--- begin ---

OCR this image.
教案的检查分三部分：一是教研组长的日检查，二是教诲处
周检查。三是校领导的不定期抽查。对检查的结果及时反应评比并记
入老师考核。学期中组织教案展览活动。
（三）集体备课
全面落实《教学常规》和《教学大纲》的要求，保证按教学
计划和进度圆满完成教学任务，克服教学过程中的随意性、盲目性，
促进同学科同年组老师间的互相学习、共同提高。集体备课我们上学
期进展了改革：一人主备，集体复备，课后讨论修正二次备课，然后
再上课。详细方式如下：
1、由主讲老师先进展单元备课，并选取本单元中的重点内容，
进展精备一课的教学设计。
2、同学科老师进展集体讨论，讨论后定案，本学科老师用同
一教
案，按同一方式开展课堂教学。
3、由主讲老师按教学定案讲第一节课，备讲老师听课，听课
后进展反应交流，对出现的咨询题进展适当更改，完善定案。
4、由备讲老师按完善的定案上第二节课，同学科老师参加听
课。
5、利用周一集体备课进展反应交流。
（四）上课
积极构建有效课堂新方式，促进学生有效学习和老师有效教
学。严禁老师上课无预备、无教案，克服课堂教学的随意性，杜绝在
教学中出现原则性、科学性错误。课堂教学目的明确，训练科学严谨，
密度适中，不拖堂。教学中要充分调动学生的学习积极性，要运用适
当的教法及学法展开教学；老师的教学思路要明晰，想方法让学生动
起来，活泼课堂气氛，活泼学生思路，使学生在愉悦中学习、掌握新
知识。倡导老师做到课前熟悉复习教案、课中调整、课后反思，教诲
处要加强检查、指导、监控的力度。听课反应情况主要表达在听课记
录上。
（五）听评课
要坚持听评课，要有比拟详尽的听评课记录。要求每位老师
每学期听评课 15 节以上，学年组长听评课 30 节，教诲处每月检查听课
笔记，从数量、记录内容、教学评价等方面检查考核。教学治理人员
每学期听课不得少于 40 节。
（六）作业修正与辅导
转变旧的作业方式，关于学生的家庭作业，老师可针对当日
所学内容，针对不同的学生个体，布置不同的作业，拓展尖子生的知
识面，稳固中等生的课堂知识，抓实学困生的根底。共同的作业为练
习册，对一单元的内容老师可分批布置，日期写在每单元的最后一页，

--- end ---

Give the material above again, word for word.

OCR this image.
教案的检查分三部分：一是教研组长的日检查，二是教诲处
周检查。三是校领导的不定期抽查。对检查的结果及时反应评比并记
入老师考核。学期中组织教案展览活动。
（三）集体备课
全面落实《教学常规》和《教学大纲》的要求，保证按教学
计划和进度圆满完成教学任务，克服教学过程中的随意性、盲目性，
促进同学科同年组老师间的互相学习、共同提高。集体备课我们上学
期进展了改革：一人主备，集体复备，课后讨论修正二次备课，然后
再上课。详细方式如下：
1、由主讲老师先进展单元备课，并选取本单元中的重点内容，
进展精备一课的教学设计。
2、同学科老师进展集体讨论，讨论后定案，本学科老师用同
一教
案，按同一方式开展课堂教学。
3、由主讲老师按教学定案讲第一节课，备讲老师听课，听课
后进展反应交流，对出现的咨询题进展适当更改，完善定案。
4、由备讲老师按完善的定案上第二节课，同学科老师参加听
课。
5、利用周一集体备课进展反应交流。
（四）上课
积极构建有效课堂新方式，促进学生有效学习和老师有效教
学。严禁老师上课无预备、无教案，克服课堂教学的随意性，杜绝在
教学中出现原则性、科学性错误。课堂教学目的明确，训练科学严谨，
密度适中，不拖堂。教学中要充分调动学生的学习积极性，要运用适
当的教法及学法展开教学；老师的教学思路要明晰，想方法让学生动
起来，活泼课堂气氛，活泼学生思路，使学生在愉悦中学习、掌握新
知识。倡导老师做到课前熟悉复习教案、课中调整、课后反思，教诲
处要加强检查、指导、监控的力度。听课反应情况主要表达在听课记
录上。
（五）听评课
要坚持听评课，要有比拟详尽的听评课记录。要求每位老师
每学期听评课 15 节以上，学年组长听评课 30 节，教诲处每月检查听课
笔记，从数量、记录内容、教学评价等方面检查考核。教学治理人员
每学期听课不得少于 40 节。
（六）作业修正与辅导
转变旧的作业方式，关于学生的家庭作业，老师可针对当日
所学内容，针对不同的学生个体，布置不同的作业，拓展尖子生的知
识面，稳固中等生的课堂知识，抓实学困生的根底。共同的作业为练
习册，对一单元的内容老师可分批布置，日期写在每单元的最后一页，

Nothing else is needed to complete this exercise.